- _Dataset items_
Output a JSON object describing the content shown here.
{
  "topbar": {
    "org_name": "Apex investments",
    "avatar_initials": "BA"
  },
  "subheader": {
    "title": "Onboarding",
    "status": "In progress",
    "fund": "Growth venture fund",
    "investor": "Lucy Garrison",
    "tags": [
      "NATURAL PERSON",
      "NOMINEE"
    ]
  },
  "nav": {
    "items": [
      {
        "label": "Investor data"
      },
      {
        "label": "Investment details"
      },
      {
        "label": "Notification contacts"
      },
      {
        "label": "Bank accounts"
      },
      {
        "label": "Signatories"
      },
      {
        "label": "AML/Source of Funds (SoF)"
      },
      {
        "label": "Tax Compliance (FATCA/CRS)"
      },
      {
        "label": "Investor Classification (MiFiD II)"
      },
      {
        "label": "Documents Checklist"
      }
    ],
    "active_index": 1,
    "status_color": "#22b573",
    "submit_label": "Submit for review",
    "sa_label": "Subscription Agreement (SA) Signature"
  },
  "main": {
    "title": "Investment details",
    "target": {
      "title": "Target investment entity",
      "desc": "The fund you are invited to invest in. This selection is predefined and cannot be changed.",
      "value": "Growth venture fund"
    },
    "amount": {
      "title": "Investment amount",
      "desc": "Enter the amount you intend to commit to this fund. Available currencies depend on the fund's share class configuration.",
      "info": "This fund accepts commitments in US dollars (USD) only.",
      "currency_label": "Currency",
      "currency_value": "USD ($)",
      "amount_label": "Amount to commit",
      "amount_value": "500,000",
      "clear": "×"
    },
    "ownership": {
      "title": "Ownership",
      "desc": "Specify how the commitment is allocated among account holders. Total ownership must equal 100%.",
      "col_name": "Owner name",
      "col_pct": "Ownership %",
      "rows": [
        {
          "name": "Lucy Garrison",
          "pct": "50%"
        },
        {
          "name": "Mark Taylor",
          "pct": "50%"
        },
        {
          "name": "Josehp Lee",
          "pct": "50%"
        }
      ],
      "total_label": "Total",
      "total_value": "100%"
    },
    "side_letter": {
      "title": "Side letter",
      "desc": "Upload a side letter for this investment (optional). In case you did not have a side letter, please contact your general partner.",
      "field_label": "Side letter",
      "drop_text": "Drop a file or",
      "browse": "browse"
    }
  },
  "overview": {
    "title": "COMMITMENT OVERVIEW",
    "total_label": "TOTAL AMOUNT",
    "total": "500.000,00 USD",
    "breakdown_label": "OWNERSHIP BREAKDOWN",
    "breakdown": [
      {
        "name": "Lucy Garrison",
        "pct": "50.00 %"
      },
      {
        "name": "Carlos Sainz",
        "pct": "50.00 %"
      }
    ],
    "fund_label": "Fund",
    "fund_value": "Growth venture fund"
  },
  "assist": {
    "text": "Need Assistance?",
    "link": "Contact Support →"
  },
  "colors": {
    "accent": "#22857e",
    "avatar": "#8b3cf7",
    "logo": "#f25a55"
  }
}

- _SHORT PROBLEM_
Write the whole listing out again. Keep every line exactly as it is.

- _SOLUTION TO THIS TASK_
Output a JSON object describing the content shown here.
{
  "topbar": {
    "org_name": "Apex investments",
    "avatar_initials": "BA"
  },
  "subheader": {
    "title": "Onboarding",
    "status": "In progress",
    "fund": "Growth venture fund",
    "investor": "Lucy Garrison",
    "tags": [
      "NATURAL PERSON",
      "NOMINEE"
    ]
  },
  "nav": {
    "items": [
      {
        "label": "Investor data"
      },
      {
        "label": "Investment details"
      },
      {
        "label": "Notification contacts"
      },
      {
        "label": "Bank accounts"
      },
      {
        "label": "Signatories"
      },
      {
        "label": "AML/Source of Funds (SoF)"
      },
      {
        "label": "Tax Compliance (FATCA/CRS)"
      },
      {
        "label": "Investor Classification (MiFiD II)"
      },
      {
        "label": "Documents Checklist"
      }
    ],
    "active_index": 1,
    "status_color": "#22b573",
    "submit_label": "Submit for review",
    "sa_label": "Subscription Agreement (SA) Signature"
  },
  "main": {
    "title": "Investment details",
    "target": {
      "title": "Target investment entity",
      "desc": "The fund you are invited to invest in. This selection is predefined and cannot be changed.",
      "value": "Growth venture fund"
    },
    "amount": {
      "title": "Investment amount",
      "desc": "Enter the amount you intend to commit to this fund. Available currencies depend on the fund's share class configuration.",
      "info": "This fund accepts commitments in US dollars (USD) only.",
      "currency_label": "Currency",
      "currency_value": "USD ($)",
      "amount_label": "Amount to commit",
      "amount_value": "500,000",
      "clear": "×"
    },
    "ownership": {
      "title": "Ownership",
      "desc": "Specify how the commitment is allocated among account holders. Total ownership must equal 100%.",
      "col_name": "Owner name",
      "col_pct": "Ownership %",
      "rows": [
        {
          "name": "Lucy Garrison",
          "pct": "50%"
        },
        {
          "name": "Mark Taylor",
          "pct": "50%"
        },
        {
          "name": "Josehp Lee",
          "pct": "50%"
        }
      ],
      "total_label": "Total",
      "total_value": "100%"
    },
    "side_letter": {
      "title": "Side letter",
      "desc": "Upload a side letter for this investment (optional). In case you did not have a side letter, please contact your general partner.",
      "field_label": "Side letter",
      "drop_text": "Drop a file or",
      "browse": "browse"
    }
  },
  "overview": {
    "title": "COMMITMENT OVERVIEW",
    "total_label": "TOTAL AMOUNT",
    "total": "500.000,00 USD",
    "breakdown_label": "OWNERSHIP BREAKDOWN",
    "breakdown": [
      {
        "name": "Lucy Garrison",
        "pct": "50.00 %"
      },
      {
        "name": "Carlos Sainz",
        "pct": "50.00 %"
      }
    ],
    "fund_label": "Fund",
    "fund_value": "Growth venture fund"
  },
  "assist": {
    "text": "Need Assistance?",
    "link": "Contact Support →"
  },
  "colors": {
    "accent": "#22857e",
    "avatar": "#8b3cf7",
    "logo": "#f25a55"
  }
}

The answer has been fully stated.